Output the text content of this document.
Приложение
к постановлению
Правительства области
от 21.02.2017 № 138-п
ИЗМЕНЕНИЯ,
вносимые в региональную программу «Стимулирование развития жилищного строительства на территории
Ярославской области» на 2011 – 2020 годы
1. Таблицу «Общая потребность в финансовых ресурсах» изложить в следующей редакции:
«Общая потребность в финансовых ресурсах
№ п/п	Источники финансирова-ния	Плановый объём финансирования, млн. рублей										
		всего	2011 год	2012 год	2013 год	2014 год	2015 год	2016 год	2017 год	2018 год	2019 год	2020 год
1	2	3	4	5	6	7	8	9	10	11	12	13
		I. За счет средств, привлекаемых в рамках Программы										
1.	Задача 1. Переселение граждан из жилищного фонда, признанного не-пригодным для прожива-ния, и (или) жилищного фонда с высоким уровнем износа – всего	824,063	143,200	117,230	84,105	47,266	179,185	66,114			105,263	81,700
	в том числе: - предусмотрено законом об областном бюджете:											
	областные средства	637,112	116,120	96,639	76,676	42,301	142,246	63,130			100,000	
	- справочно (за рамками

* Work instructions
Reproduce each entry word for word.

* Written solution
Output the text content of this document.
Приложение
к постановлению
Правительства области
от 21.02.2017 № 138-п
ИЗМЕНЕНИЯ,
вносимые в региональную программу «Стимулирование развития жилищного строительства на территории
Ярославской области» на 2011 – 2020 годы
1. Таблицу «Общая потребность в финансовых ресурсах» изложить в следующей редакции:
«Общая потребность в финансовых ресурсах
№ п/п	Источники финансирова-ния	Плановый объём финансирования, млн. рублей										
		всего	2011 год	2012 год	2013 год	2014 год	2015 год	2016 год	2017 год	2018 год	2019 год	2020 год
1	2	3	4	5	6	7	8	9	10	11	12	13
		I. За счет средств, привлекаемых в рамках Программы										
1.	Задача 1. Переселение граждан из жилищного фонда, признанного не-пригодным для прожива-ния, и (или) жилищного фонда с высоким уровнем износа – всего	824,063	143,200	117,230	84,105	47,266	179,185	66,114			105,263	81,700
	в том числе: - предусмотрено законом об областном бюджете:											
	областные средства	637,112	116,120	96,639	76,676	42,301	142,246	63,130			100,000	
	- справочно (за рамками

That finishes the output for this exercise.